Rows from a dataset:
==============================
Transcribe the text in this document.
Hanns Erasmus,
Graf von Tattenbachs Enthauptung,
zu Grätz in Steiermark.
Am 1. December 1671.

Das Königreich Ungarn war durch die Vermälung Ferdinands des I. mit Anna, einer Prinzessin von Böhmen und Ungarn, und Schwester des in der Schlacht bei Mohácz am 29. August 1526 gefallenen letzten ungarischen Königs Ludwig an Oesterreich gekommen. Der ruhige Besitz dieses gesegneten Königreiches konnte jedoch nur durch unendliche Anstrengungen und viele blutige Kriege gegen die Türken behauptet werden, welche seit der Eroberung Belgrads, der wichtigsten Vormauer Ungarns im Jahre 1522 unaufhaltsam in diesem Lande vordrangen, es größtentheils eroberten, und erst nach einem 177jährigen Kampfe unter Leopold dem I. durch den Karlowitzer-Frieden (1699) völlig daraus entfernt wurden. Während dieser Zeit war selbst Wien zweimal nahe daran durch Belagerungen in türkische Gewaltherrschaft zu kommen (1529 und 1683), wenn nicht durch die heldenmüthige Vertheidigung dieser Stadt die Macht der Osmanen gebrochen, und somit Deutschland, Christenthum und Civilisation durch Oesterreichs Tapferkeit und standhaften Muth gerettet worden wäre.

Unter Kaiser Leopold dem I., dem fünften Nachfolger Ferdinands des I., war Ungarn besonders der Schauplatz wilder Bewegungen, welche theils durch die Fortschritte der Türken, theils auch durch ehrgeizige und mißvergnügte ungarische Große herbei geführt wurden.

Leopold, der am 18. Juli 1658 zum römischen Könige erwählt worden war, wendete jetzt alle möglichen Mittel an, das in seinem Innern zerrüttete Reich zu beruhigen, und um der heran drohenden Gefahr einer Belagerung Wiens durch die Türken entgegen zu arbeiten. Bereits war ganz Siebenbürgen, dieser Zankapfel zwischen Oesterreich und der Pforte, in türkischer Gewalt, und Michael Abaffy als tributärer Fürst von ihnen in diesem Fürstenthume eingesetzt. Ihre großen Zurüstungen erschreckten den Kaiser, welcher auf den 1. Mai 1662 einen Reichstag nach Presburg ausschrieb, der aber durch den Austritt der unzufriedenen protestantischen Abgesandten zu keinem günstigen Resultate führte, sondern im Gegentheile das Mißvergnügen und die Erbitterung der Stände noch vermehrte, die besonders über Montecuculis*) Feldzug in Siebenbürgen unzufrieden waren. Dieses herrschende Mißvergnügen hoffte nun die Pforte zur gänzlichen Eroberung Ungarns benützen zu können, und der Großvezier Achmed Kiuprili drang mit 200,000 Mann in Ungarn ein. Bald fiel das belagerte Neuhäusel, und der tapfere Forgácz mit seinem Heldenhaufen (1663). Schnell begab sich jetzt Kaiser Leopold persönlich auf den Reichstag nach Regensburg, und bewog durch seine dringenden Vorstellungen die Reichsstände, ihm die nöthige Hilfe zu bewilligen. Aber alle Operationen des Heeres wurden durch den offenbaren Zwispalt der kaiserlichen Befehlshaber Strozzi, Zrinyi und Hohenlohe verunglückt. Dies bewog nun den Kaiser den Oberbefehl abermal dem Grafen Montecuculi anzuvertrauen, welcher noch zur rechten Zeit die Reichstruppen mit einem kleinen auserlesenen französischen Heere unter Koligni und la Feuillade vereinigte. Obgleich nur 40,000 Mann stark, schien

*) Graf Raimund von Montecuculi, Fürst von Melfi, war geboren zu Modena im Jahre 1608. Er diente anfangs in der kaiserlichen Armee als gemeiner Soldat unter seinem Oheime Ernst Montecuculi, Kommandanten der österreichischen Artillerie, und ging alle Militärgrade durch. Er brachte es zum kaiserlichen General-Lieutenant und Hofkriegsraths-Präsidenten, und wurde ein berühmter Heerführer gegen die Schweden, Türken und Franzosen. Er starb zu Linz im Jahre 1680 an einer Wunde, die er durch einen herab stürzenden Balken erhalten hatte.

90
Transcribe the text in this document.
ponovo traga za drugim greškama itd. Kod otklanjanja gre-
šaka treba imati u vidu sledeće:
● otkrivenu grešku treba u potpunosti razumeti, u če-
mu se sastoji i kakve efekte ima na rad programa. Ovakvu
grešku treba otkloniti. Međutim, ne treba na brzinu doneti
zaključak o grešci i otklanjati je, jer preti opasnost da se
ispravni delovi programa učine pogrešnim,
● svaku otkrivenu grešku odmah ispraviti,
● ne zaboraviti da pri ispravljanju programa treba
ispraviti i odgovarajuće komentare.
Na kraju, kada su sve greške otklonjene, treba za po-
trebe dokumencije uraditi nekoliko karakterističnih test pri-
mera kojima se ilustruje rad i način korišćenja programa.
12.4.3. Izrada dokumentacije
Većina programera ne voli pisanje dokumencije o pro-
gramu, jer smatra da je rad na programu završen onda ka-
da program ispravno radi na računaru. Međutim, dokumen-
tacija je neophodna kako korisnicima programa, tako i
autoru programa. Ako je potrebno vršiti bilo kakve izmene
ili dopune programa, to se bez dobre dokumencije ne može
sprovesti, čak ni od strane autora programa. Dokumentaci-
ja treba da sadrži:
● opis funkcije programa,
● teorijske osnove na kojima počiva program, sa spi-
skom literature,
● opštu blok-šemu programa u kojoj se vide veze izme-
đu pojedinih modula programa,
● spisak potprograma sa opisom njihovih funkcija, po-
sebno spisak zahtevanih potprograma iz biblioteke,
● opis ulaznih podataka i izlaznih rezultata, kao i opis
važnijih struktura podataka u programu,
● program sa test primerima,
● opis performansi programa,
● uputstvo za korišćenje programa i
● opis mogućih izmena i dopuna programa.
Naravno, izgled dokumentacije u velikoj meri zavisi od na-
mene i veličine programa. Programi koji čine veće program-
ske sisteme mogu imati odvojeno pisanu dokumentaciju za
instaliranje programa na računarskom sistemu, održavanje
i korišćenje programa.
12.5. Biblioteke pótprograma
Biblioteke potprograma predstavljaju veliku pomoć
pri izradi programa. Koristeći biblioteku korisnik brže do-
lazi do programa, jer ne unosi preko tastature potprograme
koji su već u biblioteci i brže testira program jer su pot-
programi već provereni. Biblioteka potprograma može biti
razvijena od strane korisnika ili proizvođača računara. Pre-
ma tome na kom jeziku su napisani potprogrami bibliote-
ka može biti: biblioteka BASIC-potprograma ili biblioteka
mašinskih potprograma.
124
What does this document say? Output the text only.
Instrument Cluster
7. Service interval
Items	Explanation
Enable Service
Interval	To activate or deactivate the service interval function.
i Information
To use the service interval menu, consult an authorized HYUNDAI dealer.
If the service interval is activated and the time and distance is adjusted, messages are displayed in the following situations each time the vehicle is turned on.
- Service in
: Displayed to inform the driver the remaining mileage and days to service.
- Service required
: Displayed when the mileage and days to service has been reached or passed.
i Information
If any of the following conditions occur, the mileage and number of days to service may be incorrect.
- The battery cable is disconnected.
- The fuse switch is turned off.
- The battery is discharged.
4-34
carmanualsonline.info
==============================
**Problem to solve:** Extract the full listing above without alteration.

**Full output:**
Transcribe the text in this document.
Hanns Erasmus,
Graf von Tattenbachs Enthauptung,
zu Grätz in Steiermark.
Am 1. December 1671.

Das Königreich Ungarn war durch die Vermälung Ferdinands des I. mit Anna, einer Prinzessin von Böhmen und Ungarn, und Schwester des in der Schlacht bei Mohácz am 29. August 1526 gefallenen letzten ungarischen Königs Ludwig an Oesterreich gekommen. Der ruhige Besitz dieses gesegneten Königreiches konnte jedoch nur durch unendliche Anstrengungen und viele blutige Kriege gegen die Türken behauptet werden, welche seit der Eroberung Belgrads, der wichtigsten Vormauer Ungarns im Jahre 1522 unaufhaltsam in diesem Lande vordrangen, es größtentheils eroberten, und erst nach einem 177jährigen Kampfe unter Leopold dem I. durch den Karlowitzer-Frieden (1699) völlig daraus entfernt wurden. Während dieser Zeit war selbst Wien zweimal nahe daran durch Belagerungen in türkische Gewaltherrschaft zu kommen (1529 und 1683), wenn nicht durch die heldenmüthige Vertheidigung dieser Stadt die Macht der Osmanen gebrochen, und somit Deutschland, Christenthum und Civilisation durch Oesterreichs Tapferkeit und standhaften Muth gerettet worden wäre.

Unter Kaiser Leopold dem I., dem fünften Nachfolger Ferdinands des I., war Ungarn besonders der Schauplatz wilder Bewegungen, welche theils durch die Fortschritte der Türken, theils auch durch ehrgeizige und mißvergnügte ungarische Große herbei geführt wurden.

Leopold, der am 18. Juli 1658 zum römischen Könige erwählt worden war, wendete jetzt alle möglichen Mittel an, das in seinem Innern zerrüttete Reich zu beruhigen, und um der heran drohenden Gefahr einer Belagerung Wiens durch die Türken entgegen zu arbeiten. Bereits war ganz Siebenbürgen, dieser Zankapfel zwischen Oesterreich und der Pforte, in türkischer Gewalt, und Michael Abaffy als tributärer Fürst von ihnen in diesem Fürstenthume eingesetzt. Ihre großen Zurüstungen erschreckten den Kaiser, welcher auf den 1. Mai 1662 einen Reichstag nach Presburg ausschrieb, der aber durch den Austritt der unzufriedenen protestantischen Abgesandten zu keinem günstigen Resultate führte, sondern im Gegentheile das Mißvergnügen und die Erbitterung der Stände noch vermehrte, die besonders über Montecuculis*) Feldzug in Siebenbürgen unzufrieden waren. Dieses herrschende Mißvergnügen hoffte nun die Pforte zur gänzlichen Eroberung Ungarns benützen zu können, und der Großvezier Achmed Kiuprili drang mit 200,000 Mann in Ungarn ein. Bald fiel das belagerte Neuhäusel, und der tapfere Forgácz mit seinem Heldenhaufen (1663). Schnell begab sich jetzt Kaiser Leopold persönlich auf den Reichstag nach Regensburg, und bewog durch seine dringenden Vorstellungen die Reichsstände, ihm die nöthige Hilfe zu bewilligen. Aber alle Operationen des Heeres wurden durch den offenbaren Zwispalt der kaiserlichen Befehlshaber Strozzi, Zrinyi und Hohenlohe verunglückt. Dies bewog nun den Kaiser den Oberbefehl abermal dem Grafen Montecuculi anzuvertrauen, welcher noch zur rechten Zeit die Reichstruppen mit einem kleinen auserlesenen französischen Heere unter Koligni und la Feuillade vereinigte. Obgleich nur 40,000 Mann stark, schien

*) Graf Raimund von Montecuculi, Fürst von Melfi, war geboren zu Modena im Jahre 1608. Er diente anfangs in der kaiserlichen Armee als gemeiner Soldat unter seinem Oheime Ernst Montecuculi, Kommandanten der österreichischen Artillerie, und ging alle Militärgrade durch. Er brachte es zum kaiserlichen General-Lieutenant und Hofkriegsraths-Präsidenten, und wurde ein berühmter Heerführer gegen die Schweden, Türken und Franzosen. Er starb zu Linz im Jahre 1680 an einer Wunde, die er durch einen herab stürzenden Balken erhalten hatte.

90
Transcribe the text in this document.
ponovo traga za drugim greškama itd. Kod otklanjanja gre-
šaka treba imati u vidu sledeće:
● otkrivenu grešku treba u potpunosti razumeti, u če-
mu se sastoji i kakve efekte ima na rad programa. Ovakvu
grešku treba otkloniti. Međutim, ne treba na brzinu doneti
zaključak o grešci i otklanjati je, jer preti opasnost da se
ispravni delovi programa učine pogrešnim,
● svaku otkrivenu grešku odmah ispraviti,
● ne zaboraviti da pri ispravljanju programa treba
ispraviti i odgovarajuće komentare.
Na kraju, kada su sve greške otklonjene, treba za po-
trebe dokumencije uraditi nekoliko karakterističnih test pri-
mera kojima se ilustruje rad i način korišćenja programa.
12.4.3. Izrada dokumentacije
Većina programera ne voli pisanje dokumencije o pro-
gramu, jer smatra da je rad na programu završen onda ka-
da program ispravno radi na računaru. Međutim, dokumen-
tacija je neophodna kako korisnicima programa, tako i
autoru programa. Ako je potrebno vršiti bilo kakve izmene
ili dopune programa, to se bez dobre dokumencije ne može
sprovesti, čak ni od strane autora programa. Dokumentaci-
ja treba da sadrži:
● opis funkcije programa,
● teorijske osnove na kojima počiva program, sa spi-
skom literature,
● opštu blok-šemu programa u kojoj se vide veze izme-
đu pojedinih modula programa,
● spisak potprograma sa opisom njihovih funkcija, po-
sebno spisak zahtevanih potprograma iz biblioteke,
● opis ulaznih podataka i izlaznih rezultata, kao i opis
važnijih struktura podataka u programu,
● program sa test primerima,
● opis performansi programa,
● uputstvo za korišćenje programa i
● opis mogućih izmena i dopuna programa.
Naravno, izgled dokumentacije u velikoj meri zavisi od na-
mene i veličine programa. Programi koji čine veće program-
ske sisteme mogu imati odvojeno pisanu dokumentaciju za
instaliranje programa na računarskom sistemu, održavanje
i korišćenje programa.
12.5. Biblioteke pótprograma
Biblioteke potprograma predstavljaju veliku pomoć
pri izradi programa. Koristeći biblioteku korisnik brže do-
lazi do programa, jer ne unosi preko tastature potprograme
koji su već u biblioteci i brže testira program jer su pot-
programi već provereni. Biblioteka potprograma može biti
razvijena od strane korisnika ili proizvođača računara. Pre-
ma tome na kom jeziku su napisani potprogrami bibliote-
ka može biti: biblioteka BASIC-potprograma ili biblioteka
mašinskih potprograma.
124
What does this document say? Output the text only.
Instrument Cluster
7. Service interval
Items	Explanation
Enable Service
Interval	To activate or deactivate the service interval function.
i Information
To use the service interval menu, consult an authorized HYUNDAI dealer.
If the service interval is activated and the time and distance is adjusted, messages are displayed in the following situations each time the vehicle is turned on.
- Service in
: Displayed to inform the driver the remaining mileage and days to service.
- Service required
: Displayed when the mileage and days to service has been reached or passed.
i Information
If any of the following conditions occur, the mileage and number of days to service may be incorrect.
- The battery cable is disconnected.
- The fuse switch is turned off.
- The battery is discharged.
4-34
carmanualsonline.info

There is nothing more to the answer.